Aim: Say how many lines in the records include the string "学年办学地点校本部", adding no other words.

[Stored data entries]
>> begin
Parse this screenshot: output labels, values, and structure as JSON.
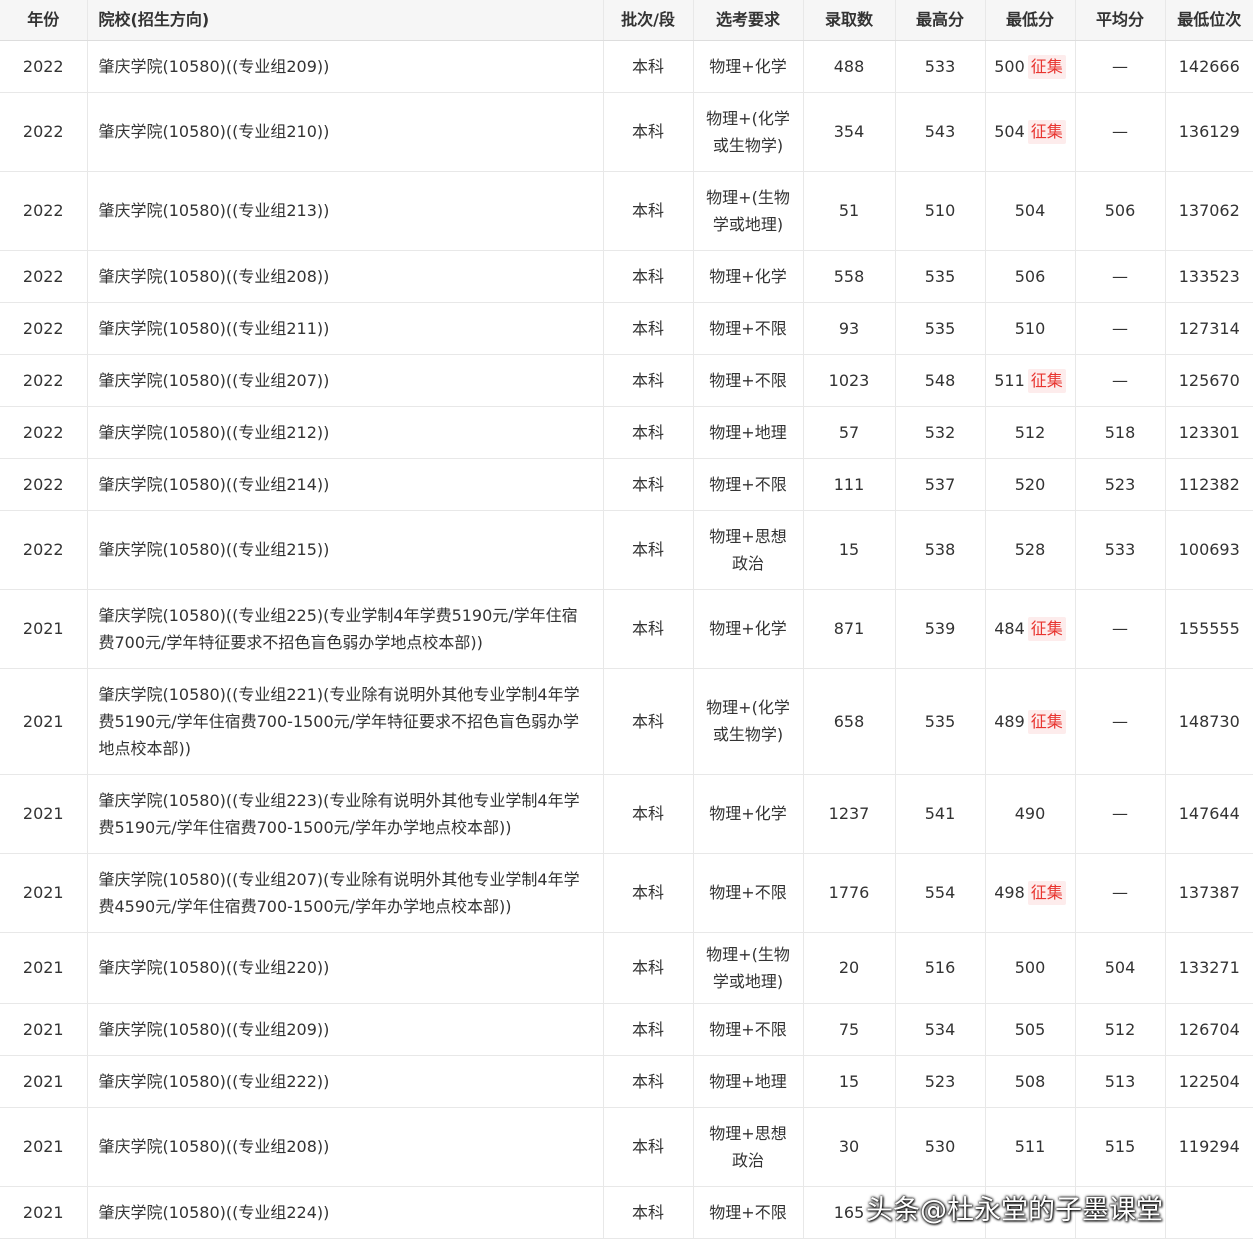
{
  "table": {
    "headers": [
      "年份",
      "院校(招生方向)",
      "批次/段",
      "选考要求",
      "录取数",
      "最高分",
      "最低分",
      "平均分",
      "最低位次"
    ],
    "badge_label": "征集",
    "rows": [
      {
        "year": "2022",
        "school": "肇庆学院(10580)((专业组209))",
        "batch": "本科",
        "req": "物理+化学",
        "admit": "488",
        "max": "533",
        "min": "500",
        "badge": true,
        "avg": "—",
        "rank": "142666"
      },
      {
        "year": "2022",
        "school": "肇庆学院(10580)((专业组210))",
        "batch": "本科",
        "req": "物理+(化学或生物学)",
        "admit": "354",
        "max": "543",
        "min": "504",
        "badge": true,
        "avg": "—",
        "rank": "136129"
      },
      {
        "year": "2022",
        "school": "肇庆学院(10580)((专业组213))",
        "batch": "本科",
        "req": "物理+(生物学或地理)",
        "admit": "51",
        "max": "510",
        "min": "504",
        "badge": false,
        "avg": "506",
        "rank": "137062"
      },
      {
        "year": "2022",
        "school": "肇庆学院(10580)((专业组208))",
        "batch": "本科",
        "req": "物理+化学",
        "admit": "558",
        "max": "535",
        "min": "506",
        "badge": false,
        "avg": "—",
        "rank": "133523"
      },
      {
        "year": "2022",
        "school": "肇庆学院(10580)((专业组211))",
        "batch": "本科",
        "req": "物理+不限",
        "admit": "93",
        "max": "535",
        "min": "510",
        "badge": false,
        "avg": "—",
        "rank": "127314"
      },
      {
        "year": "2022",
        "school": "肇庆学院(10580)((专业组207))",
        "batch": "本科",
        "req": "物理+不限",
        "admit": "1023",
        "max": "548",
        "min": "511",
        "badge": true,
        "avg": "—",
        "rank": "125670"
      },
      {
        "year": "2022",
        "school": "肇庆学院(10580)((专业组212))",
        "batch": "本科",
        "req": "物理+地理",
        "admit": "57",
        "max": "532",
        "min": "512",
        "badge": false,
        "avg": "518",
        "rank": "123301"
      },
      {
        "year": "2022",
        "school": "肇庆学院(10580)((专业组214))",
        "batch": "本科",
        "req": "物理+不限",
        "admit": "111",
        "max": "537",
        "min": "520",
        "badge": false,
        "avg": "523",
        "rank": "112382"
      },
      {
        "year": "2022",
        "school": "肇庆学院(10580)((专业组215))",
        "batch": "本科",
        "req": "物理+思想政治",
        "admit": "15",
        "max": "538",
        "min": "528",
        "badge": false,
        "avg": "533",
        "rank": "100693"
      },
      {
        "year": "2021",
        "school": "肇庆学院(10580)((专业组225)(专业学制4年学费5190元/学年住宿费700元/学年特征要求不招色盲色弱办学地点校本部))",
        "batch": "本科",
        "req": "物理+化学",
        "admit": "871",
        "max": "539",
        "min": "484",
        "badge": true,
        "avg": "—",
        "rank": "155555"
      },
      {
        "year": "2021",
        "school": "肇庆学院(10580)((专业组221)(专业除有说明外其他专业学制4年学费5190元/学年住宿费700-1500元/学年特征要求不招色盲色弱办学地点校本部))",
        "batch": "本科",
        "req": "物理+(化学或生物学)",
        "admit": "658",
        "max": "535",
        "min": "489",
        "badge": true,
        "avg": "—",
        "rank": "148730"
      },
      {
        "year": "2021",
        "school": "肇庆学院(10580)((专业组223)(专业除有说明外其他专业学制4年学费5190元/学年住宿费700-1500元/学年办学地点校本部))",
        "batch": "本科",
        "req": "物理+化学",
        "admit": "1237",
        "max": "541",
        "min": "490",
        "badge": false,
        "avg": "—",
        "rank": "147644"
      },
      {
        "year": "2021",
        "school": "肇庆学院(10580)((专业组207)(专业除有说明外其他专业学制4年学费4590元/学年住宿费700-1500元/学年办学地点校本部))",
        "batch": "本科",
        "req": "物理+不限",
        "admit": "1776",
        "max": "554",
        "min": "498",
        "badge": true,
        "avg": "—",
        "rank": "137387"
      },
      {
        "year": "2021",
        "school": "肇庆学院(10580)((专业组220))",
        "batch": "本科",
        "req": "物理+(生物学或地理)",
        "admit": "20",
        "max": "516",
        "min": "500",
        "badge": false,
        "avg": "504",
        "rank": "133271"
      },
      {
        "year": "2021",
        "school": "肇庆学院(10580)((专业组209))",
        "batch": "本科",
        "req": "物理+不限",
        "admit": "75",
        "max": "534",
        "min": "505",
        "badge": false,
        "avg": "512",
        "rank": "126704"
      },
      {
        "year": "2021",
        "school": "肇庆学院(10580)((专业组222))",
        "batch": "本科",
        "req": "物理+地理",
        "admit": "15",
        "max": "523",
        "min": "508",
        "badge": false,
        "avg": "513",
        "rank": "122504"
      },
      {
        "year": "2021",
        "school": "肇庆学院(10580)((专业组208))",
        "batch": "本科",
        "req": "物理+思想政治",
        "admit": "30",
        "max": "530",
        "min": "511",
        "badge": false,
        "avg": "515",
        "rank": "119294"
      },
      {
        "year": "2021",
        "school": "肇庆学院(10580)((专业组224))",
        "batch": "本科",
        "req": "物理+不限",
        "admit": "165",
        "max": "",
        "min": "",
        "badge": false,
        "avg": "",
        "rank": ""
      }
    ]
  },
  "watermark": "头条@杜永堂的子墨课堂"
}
>> end
Completed task: 2